_AIM OF THE EXERCISE_
For each line that holds "Total", copy the line out.
-- EXTRACTED INFORMATION start --
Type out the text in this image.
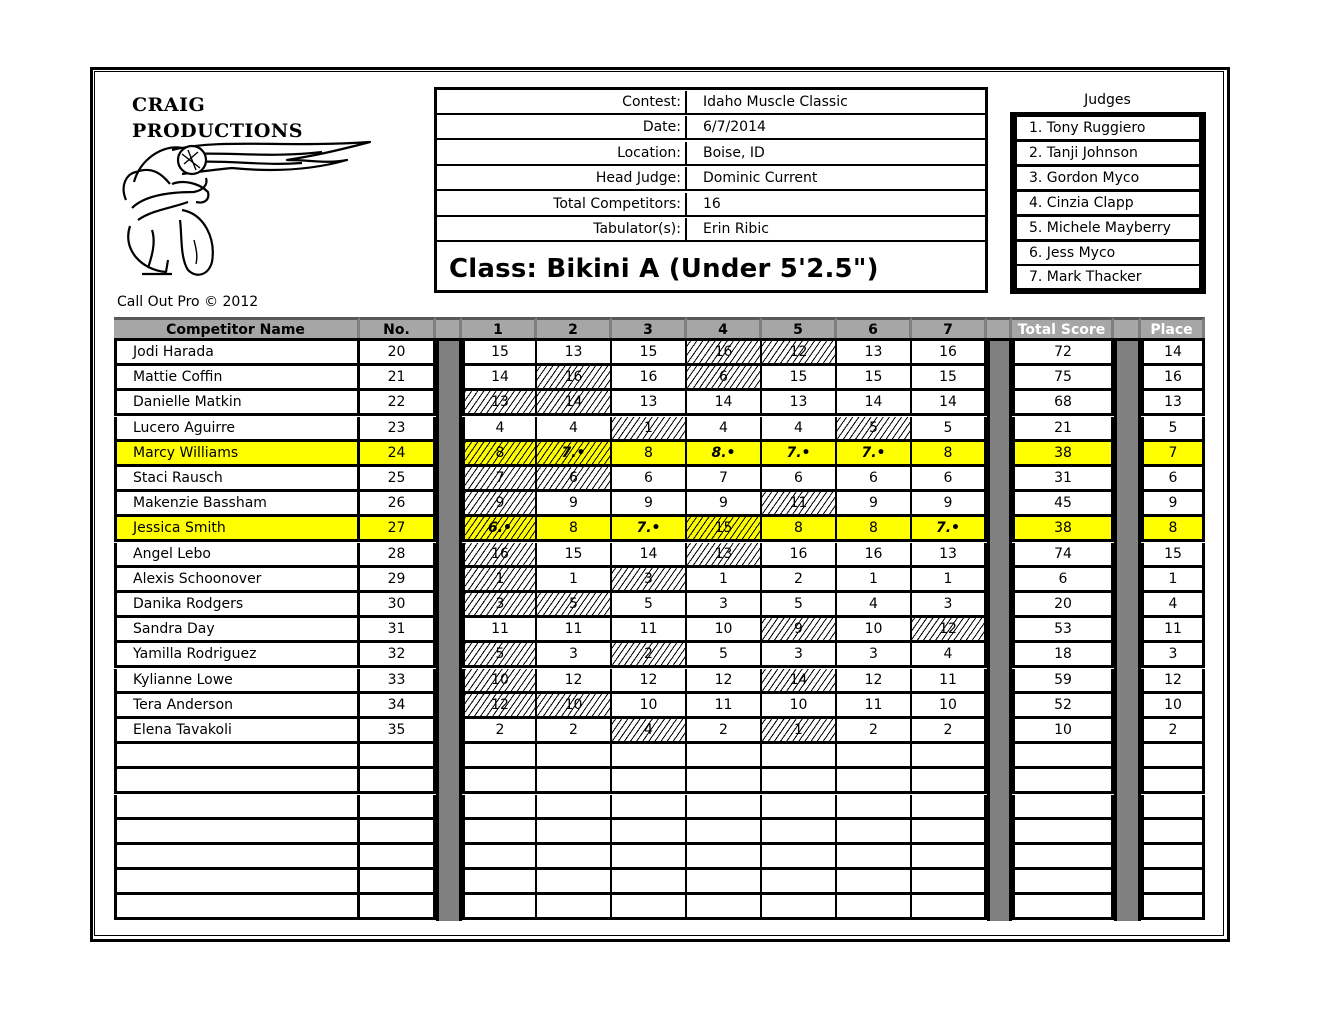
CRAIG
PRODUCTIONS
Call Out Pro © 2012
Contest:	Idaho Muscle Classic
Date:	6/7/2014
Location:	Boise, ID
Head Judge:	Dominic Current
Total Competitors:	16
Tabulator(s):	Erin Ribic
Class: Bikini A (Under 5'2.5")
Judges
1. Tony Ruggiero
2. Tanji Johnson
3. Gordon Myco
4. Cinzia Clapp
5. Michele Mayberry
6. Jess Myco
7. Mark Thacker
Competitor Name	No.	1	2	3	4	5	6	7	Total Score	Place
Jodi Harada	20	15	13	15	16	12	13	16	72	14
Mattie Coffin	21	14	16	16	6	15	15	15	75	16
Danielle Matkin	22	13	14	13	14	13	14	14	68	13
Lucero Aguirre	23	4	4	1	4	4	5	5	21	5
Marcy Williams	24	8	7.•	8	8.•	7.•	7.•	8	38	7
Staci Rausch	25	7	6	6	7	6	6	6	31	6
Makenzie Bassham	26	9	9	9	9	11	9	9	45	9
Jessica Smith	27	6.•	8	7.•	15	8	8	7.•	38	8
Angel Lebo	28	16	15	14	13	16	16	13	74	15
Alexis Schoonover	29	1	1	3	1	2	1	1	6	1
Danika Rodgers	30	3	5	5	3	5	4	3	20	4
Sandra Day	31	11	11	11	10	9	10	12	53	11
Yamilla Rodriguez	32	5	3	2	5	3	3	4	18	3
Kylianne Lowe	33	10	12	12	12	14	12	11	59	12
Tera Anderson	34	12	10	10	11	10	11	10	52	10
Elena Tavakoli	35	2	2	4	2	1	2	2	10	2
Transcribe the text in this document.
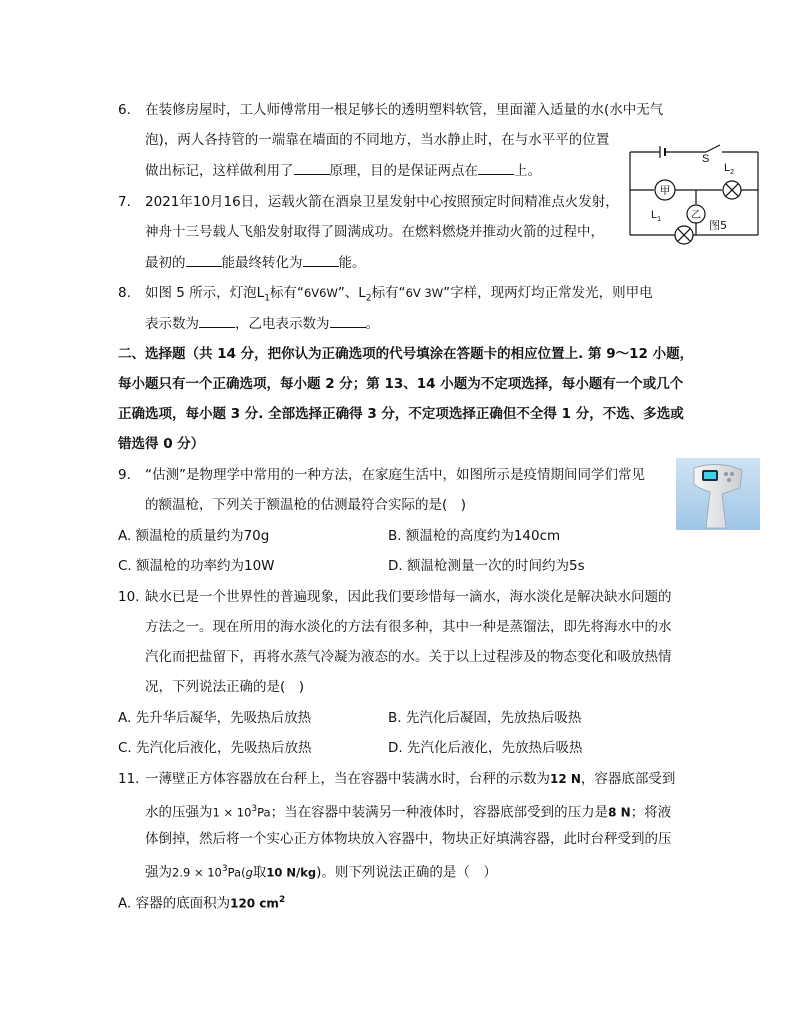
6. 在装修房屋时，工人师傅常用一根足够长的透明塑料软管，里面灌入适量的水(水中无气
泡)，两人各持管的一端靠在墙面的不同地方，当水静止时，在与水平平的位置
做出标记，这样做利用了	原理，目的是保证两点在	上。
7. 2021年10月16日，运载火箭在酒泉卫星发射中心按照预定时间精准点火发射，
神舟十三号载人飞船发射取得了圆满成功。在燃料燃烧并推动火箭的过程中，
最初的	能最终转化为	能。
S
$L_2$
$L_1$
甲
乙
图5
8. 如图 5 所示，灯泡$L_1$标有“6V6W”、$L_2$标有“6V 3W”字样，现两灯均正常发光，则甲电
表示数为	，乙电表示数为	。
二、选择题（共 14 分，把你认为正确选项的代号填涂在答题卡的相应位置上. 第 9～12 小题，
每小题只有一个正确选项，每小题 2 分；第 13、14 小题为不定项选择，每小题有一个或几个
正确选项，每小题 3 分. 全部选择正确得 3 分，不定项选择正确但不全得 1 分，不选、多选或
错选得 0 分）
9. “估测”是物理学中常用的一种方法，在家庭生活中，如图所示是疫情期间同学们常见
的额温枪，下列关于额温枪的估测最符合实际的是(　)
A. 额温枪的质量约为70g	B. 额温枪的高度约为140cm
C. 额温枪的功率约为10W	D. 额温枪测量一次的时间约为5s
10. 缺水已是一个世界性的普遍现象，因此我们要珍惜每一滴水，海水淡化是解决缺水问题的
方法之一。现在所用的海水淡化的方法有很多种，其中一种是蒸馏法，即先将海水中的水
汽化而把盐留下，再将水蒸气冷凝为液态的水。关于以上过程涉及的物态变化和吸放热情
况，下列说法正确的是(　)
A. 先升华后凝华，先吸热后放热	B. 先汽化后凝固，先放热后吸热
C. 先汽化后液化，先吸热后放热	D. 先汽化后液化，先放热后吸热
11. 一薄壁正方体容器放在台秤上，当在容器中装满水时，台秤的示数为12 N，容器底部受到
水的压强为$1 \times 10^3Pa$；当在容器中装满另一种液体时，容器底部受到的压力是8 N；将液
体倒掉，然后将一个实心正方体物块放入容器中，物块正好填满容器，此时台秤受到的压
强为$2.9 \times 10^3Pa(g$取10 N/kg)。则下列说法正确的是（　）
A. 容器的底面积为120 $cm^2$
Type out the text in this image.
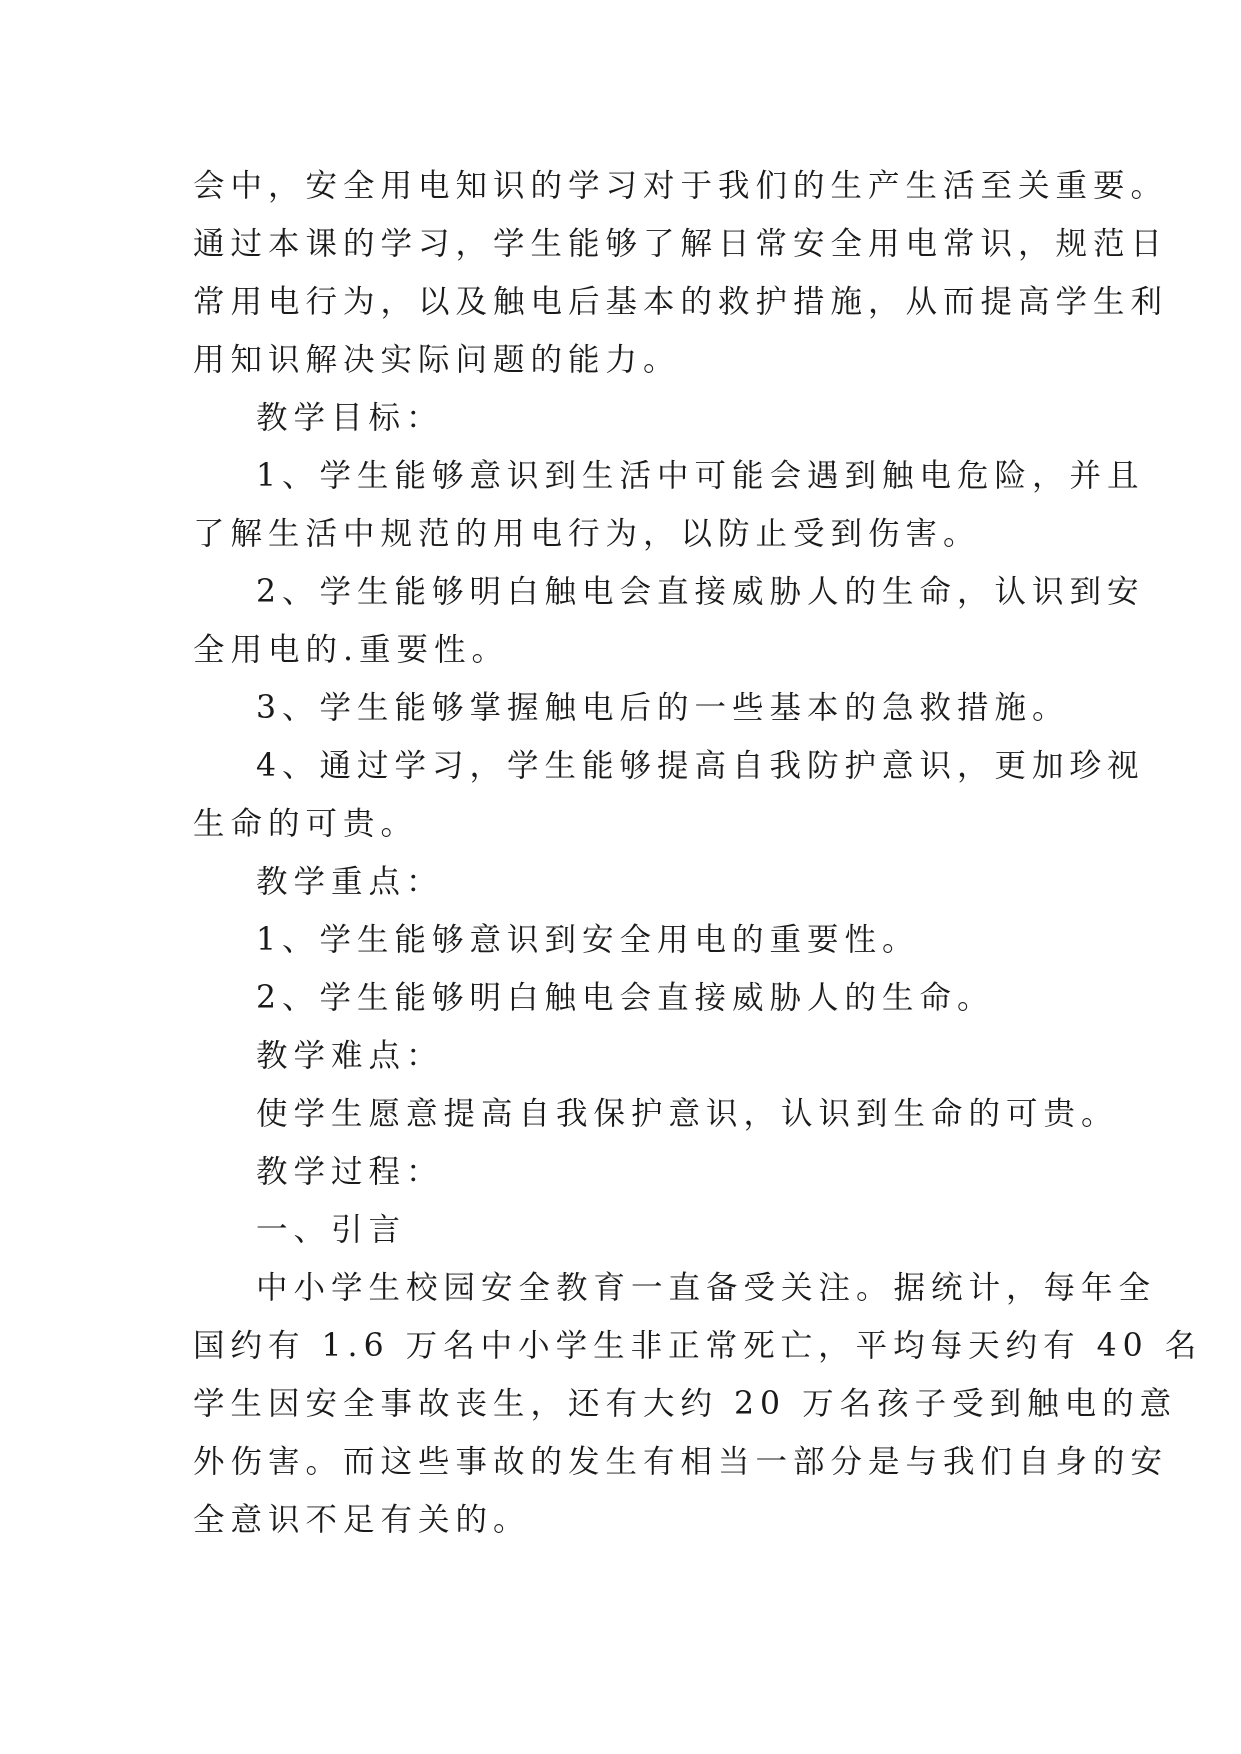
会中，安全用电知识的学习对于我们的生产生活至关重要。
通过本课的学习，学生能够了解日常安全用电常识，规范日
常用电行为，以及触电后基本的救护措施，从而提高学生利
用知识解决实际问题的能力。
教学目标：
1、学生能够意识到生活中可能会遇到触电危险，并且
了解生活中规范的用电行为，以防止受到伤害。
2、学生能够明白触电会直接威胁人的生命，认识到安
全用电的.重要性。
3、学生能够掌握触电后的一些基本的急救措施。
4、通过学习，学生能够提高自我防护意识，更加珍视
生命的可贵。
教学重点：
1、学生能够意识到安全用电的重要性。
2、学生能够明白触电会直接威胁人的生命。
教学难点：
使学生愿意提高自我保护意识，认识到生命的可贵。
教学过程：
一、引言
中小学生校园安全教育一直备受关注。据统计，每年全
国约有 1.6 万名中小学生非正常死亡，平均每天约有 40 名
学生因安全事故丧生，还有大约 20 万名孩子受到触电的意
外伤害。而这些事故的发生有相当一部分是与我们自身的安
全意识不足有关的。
-- EXTRACTED INFORMATION end --
_THE OUTPUT_
Total Competitors:	16
Competitor Name	No.	1	2	3	4	5	6	7	Total Score	Place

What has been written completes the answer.